%%
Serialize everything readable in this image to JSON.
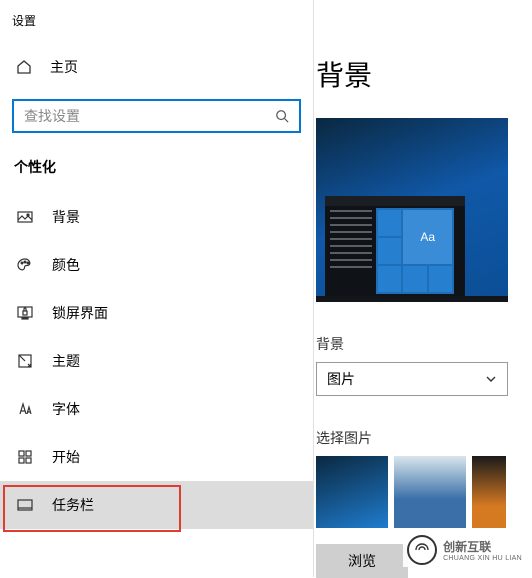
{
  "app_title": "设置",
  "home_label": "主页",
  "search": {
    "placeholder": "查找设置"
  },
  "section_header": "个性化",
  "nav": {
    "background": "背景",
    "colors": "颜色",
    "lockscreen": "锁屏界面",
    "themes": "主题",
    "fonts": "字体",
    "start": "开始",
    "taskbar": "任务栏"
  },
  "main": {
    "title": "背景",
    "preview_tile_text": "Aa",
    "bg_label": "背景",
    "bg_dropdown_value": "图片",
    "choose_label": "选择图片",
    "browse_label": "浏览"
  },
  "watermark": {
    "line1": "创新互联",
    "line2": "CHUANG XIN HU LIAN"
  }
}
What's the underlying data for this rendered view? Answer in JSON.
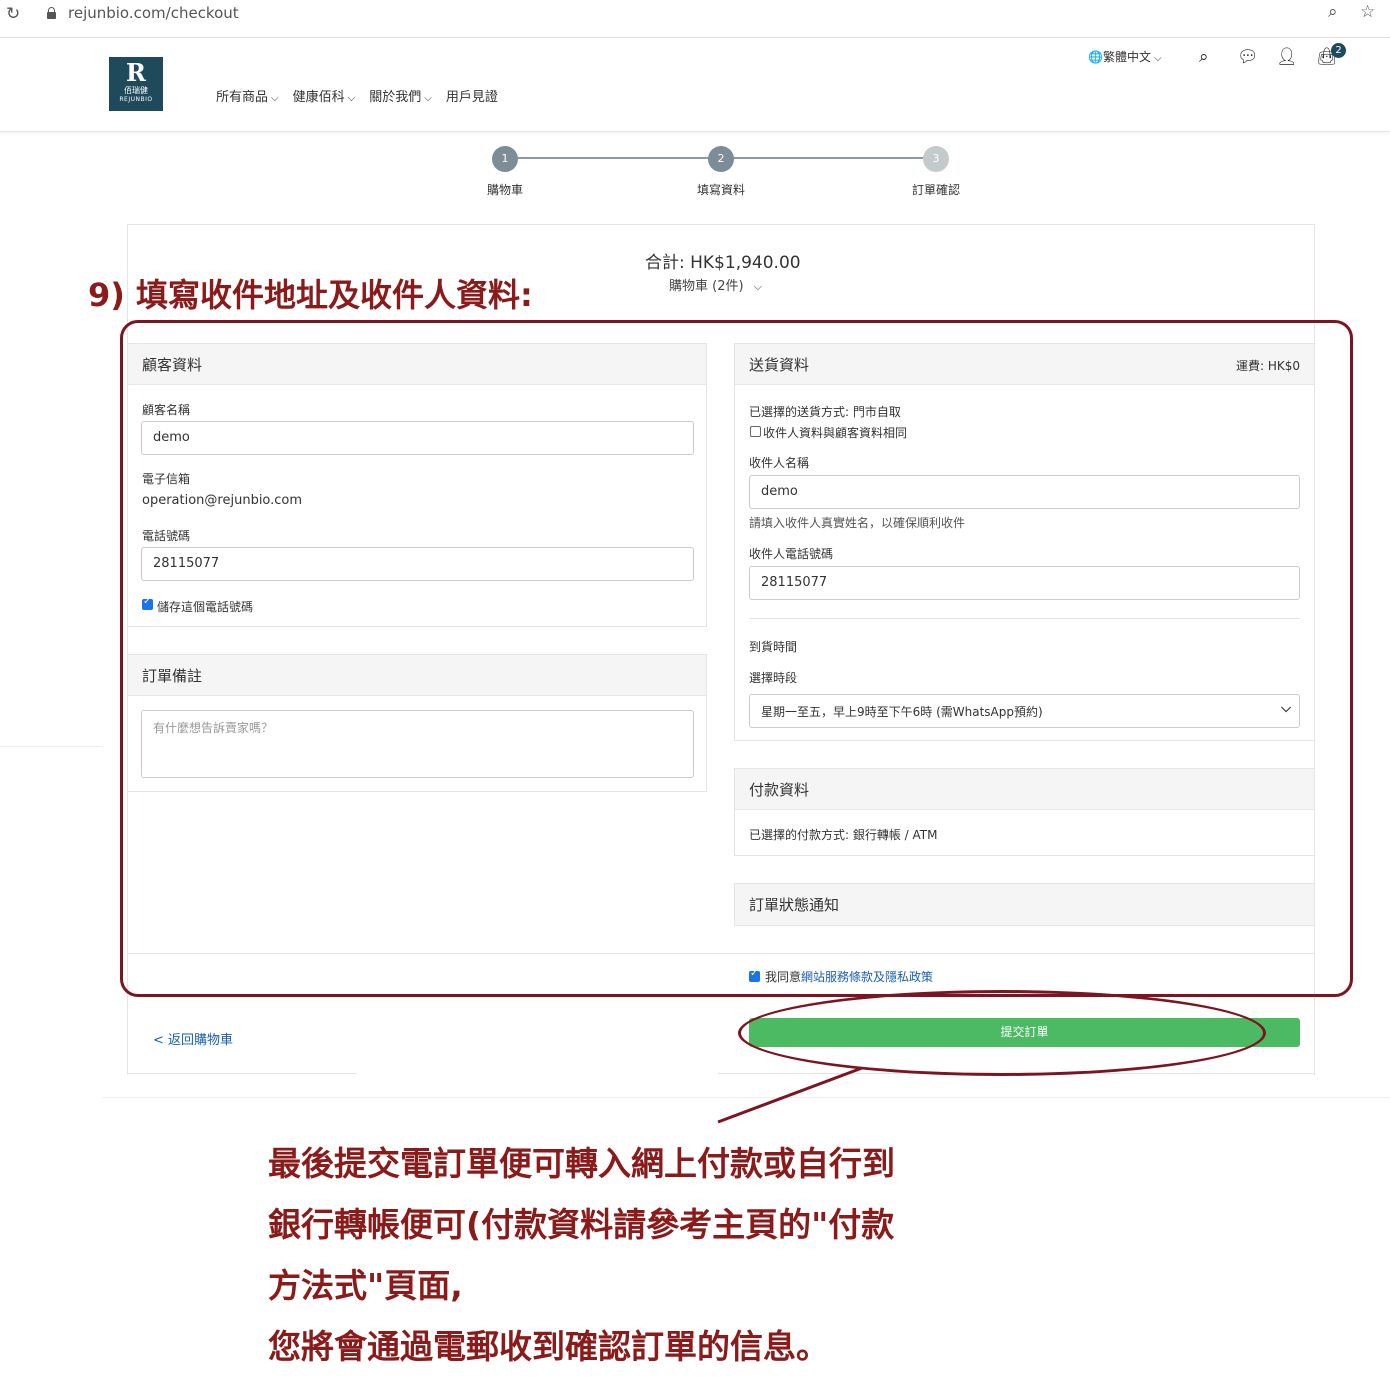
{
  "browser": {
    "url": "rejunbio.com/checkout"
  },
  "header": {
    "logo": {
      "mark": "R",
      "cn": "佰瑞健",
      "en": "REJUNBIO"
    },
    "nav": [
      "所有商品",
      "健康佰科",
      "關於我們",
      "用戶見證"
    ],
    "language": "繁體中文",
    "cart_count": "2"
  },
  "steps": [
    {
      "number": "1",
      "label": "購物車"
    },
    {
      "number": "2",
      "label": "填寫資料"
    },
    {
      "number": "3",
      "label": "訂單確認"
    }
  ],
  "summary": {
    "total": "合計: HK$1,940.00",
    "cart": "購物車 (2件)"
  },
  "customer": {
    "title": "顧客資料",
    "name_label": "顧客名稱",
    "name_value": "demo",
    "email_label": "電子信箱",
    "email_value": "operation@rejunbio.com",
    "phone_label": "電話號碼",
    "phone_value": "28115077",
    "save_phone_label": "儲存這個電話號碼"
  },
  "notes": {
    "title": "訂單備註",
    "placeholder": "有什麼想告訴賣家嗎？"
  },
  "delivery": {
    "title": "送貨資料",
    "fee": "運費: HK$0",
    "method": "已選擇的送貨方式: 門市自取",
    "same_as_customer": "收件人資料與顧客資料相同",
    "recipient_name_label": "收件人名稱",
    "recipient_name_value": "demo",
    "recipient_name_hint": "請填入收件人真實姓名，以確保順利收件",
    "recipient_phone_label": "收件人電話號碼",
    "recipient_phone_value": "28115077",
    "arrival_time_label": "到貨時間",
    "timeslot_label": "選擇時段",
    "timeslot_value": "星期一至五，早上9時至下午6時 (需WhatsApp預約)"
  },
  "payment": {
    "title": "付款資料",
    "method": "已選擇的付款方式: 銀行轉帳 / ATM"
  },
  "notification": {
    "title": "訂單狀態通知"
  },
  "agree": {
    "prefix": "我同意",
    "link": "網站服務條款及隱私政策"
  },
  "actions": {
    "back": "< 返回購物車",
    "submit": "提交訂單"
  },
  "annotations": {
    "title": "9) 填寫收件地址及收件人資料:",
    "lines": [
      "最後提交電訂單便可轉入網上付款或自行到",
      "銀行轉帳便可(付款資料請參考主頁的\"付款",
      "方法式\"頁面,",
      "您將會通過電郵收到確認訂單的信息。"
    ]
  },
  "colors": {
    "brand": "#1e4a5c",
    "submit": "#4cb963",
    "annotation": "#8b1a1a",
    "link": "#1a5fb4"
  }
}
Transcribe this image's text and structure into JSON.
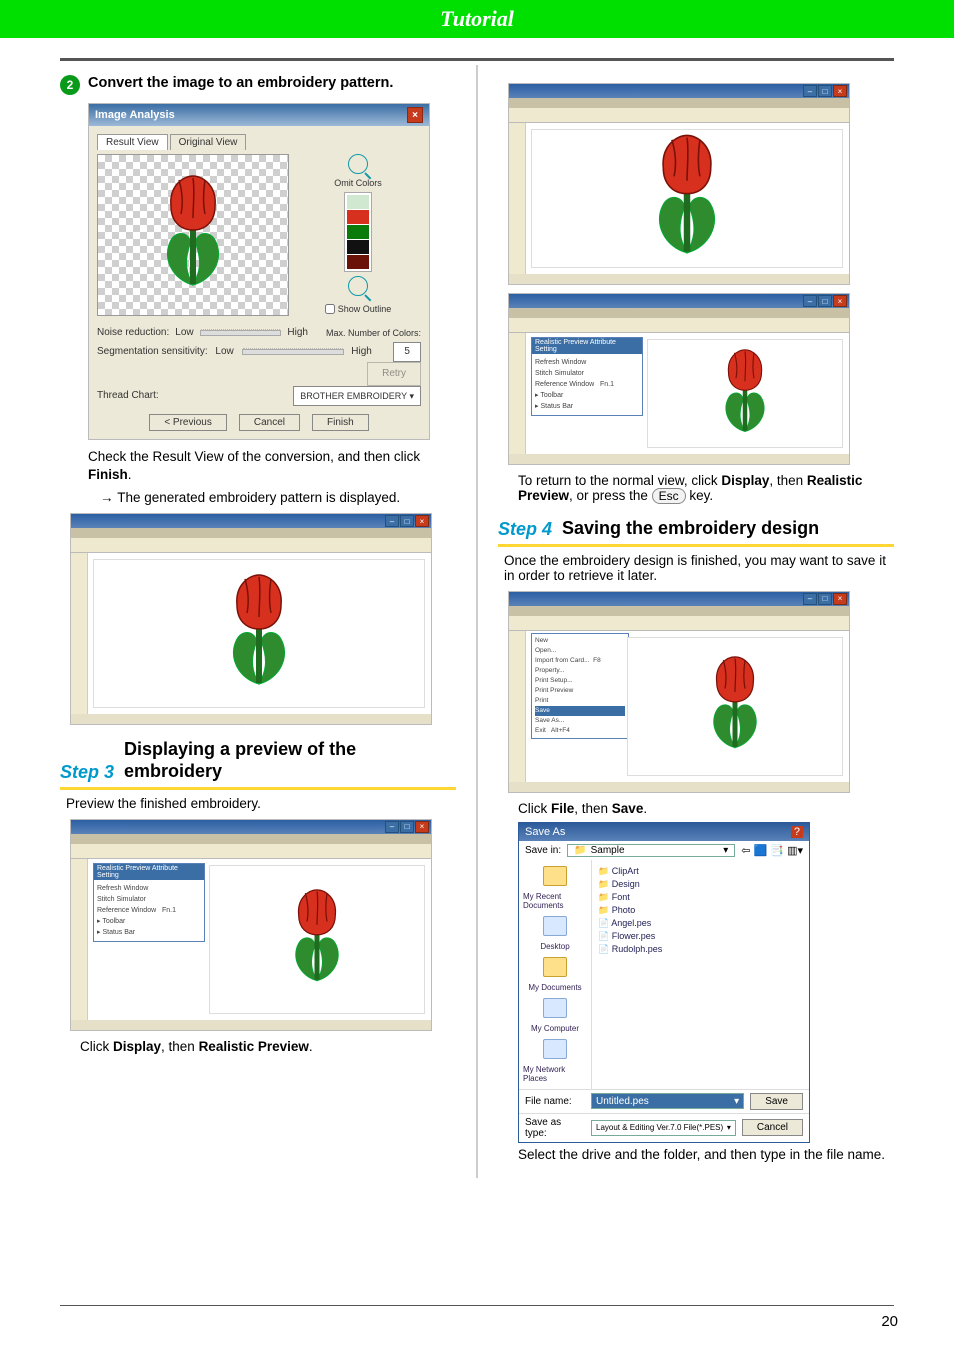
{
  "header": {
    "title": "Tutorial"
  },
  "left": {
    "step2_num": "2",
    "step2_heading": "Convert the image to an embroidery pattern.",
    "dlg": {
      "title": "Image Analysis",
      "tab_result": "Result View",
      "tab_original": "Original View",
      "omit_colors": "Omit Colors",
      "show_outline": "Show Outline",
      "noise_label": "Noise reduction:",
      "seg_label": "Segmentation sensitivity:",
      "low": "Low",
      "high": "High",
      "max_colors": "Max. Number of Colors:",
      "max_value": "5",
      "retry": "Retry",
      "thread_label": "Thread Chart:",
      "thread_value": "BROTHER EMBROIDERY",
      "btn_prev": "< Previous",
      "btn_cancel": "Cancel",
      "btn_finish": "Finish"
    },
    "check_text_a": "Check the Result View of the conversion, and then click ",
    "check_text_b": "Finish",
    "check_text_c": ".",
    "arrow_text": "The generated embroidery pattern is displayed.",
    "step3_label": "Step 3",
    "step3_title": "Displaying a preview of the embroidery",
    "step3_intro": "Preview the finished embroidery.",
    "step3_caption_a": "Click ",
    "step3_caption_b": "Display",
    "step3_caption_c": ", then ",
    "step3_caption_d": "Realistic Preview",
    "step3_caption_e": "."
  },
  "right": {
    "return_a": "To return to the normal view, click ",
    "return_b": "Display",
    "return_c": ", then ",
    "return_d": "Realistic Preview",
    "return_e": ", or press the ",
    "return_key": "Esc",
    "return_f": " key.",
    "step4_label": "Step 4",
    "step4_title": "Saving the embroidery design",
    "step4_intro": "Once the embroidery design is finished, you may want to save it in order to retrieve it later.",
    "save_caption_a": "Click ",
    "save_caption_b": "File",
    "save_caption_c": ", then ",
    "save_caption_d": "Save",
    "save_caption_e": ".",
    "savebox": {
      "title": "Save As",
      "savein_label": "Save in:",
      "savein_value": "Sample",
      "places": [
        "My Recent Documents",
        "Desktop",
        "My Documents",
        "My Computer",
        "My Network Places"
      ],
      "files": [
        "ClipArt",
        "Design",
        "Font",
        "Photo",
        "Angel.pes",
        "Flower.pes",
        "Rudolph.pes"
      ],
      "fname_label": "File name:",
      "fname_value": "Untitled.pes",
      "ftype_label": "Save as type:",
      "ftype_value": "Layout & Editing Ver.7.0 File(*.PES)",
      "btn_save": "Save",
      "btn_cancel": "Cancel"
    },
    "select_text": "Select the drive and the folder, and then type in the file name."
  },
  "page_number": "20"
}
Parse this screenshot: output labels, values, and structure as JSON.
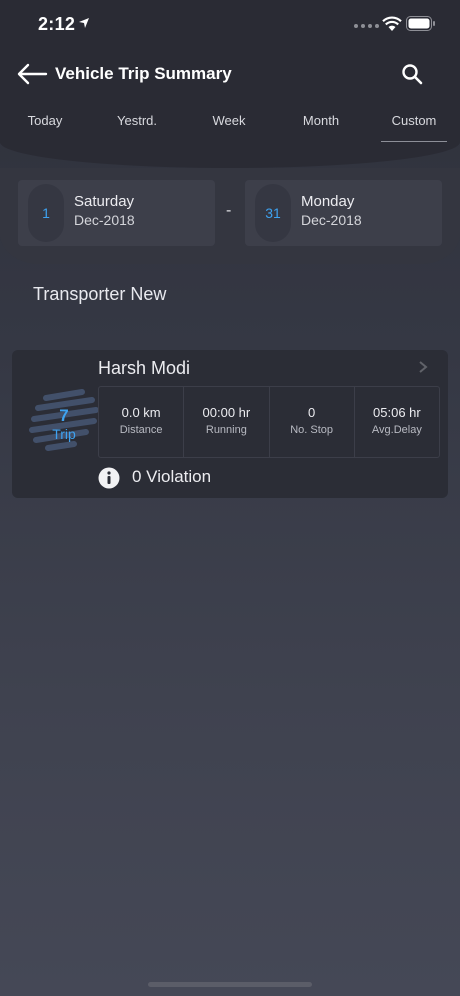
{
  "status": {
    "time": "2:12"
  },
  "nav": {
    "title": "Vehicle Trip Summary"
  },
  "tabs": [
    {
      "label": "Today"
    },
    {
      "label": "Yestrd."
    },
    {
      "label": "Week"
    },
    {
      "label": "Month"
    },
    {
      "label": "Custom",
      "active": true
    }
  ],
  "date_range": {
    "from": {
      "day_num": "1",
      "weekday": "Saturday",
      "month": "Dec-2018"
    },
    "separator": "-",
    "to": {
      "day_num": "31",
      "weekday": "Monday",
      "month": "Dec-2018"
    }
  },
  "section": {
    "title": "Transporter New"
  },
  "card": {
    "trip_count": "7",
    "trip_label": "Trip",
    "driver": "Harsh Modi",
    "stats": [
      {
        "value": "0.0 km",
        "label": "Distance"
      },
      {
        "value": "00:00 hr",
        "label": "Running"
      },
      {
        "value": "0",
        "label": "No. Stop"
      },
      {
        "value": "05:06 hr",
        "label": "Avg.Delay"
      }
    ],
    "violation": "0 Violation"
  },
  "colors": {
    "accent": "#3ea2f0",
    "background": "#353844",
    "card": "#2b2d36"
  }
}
%%
### Your objective:
List all lines from the entries that include the word "demo".

### Task result:
    "name_value": "demo",
    "recipient_name_value": "demo",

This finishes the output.